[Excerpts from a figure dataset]
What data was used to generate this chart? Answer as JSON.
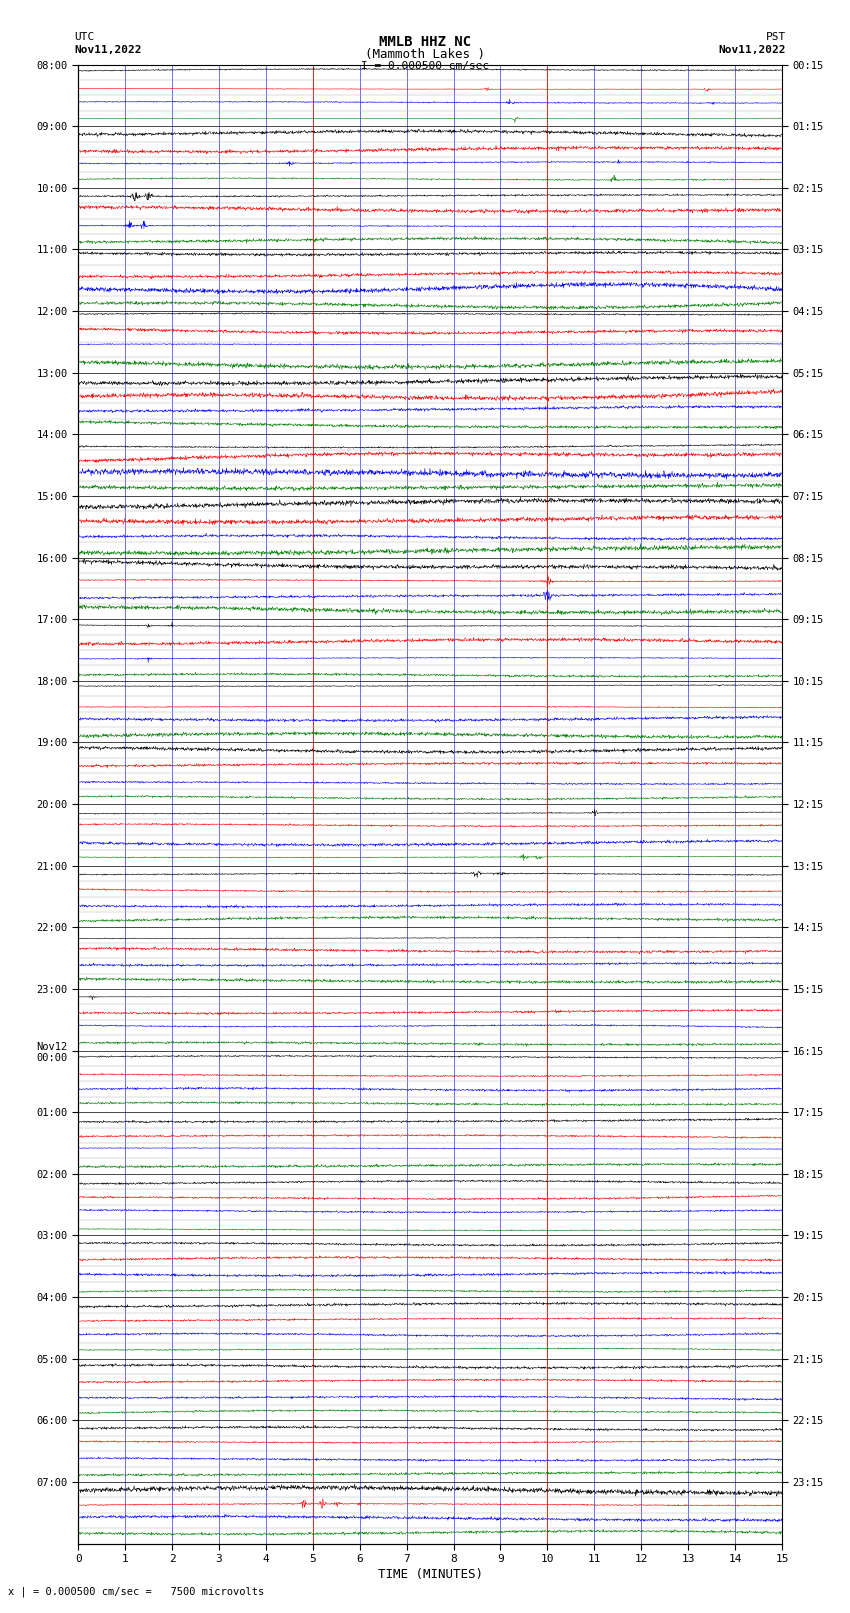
{
  "title_line1": "MMLB HHZ NC",
  "title_line2": "(Mammoth Lakes )",
  "title_line3": "I = 0.000500 cm/sec",
  "left_label_top": "UTC",
  "left_label_date": "Nov11,2022",
  "right_label_top": "PST",
  "right_label_date": "Nov11,2022",
  "bottom_label": "TIME (MINUTES)",
  "bottom_note": "x | = 0.000500 cm/sec =   7500 microvolts",
  "utc_times": [
    "08:00",
    "09:00",
    "10:00",
    "11:00",
    "12:00",
    "13:00",
    "14:00",
    "15:00",
    "16:00",
    "17:00",
    "18:00",
    "19:00",
    "20:00",
    "21:00",
    "22:00",
    "23:00",
    "Nov12\n00:00",
    "01:00",
    "02:00",
    "03:00",
    "04:00",
    "05:00",
    "06:00",
    "07:00"
  ],
  "pst_times": [
    "00:15",
    "01:15",
    "02:15",
    "03:15",
    "04:15",
    "05:15",
    "06:15",
    "07:15",
    "08:15",
    "09:15",
    "10:15",
    "11:15",
    "12:15",
    "13:15",
    "14:15",
    "15:15",
    "16:15",
    "17:15",
    "18:15",
    "19:15",
    "20:15",
    "21:15",
    "22:15",
    "23:15"
  ],
  "num_hours": 24,
  "traces_per_hour": 4,
  "minutes": 15,
  "colors": [
    "black",
    "red",
    "blue",
    "green"
  ],
  "bg_color": "#ffffff",
  "grid_color_minor": "blue",
  "grid_color_major": "red",
  "grid_color_gray": "#aaaaaa"
}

• **TASK INSTRUCTIONS**: Write out the material above once more, exactly as it reads, with no pictures.

• **WRITTEN REPLY**:
What data was used to generate this chart? Answer as JSON.
{
  "title_line1": "MMLB HHZ NC",
  "title_line2": "(Mammoth Lakes )",
  "title_line3": "I = 0.000500 cm/sec",
  "left_label_top": "UTC",
  "left_label_date": "Nov11,2022",
  "right_label_top": "PST",
  "right_label_date": "Nov11,2022",
  "bottom_label": "TIME (MINUTES)",
  "bottom_note": "x | = 0.000500 cm/sec =   7500 microvolts",
  "utc_times": [
    "08:00",
    "09:00",
    "10:00",
    "11:00",
    "12:00",
    "13:00",
    "14:00",
    "15:00",
    "16:00",
    "17:00",
    "18:00",
    "19:00",
    "20:00",
    "21:00",
    "22:00",
    "23:00",
    "Nov12\n00:00",
    "01:00",
    "02:00",
    "03:00",
    "04:00",
    "05:00",
    "06:00",
    "07:00"
  ],
  "pst_times": [
    "00:15",
    "01:15",
    "02:15",
    "03:15",
    "04:15",
    "05:15",
    "06:15",
    "07:15",
    "08:15",
    "09:15",
    "10:15",
    "11:15",
    "12:15",
    "13:15",
    "14:15",
    "15:15",
    "16:15",
    "17:15",
    "18:15",
    "19:15",
    "20:15",
    "21:15",
    "22:15",
    "23:15"
  ],
  "num_hours": 24,
  "traces_per_hour": 4,
  "minutes": 15,
  "colors": [
    "black",
    "red",
    "blue",
    "green"
  ],
  "bg_color": "#ffffff",
  "grid_color_minor": "blue",
  "grid_color_major": "red",
  "grid_color_gray": "#aaaaaa"
}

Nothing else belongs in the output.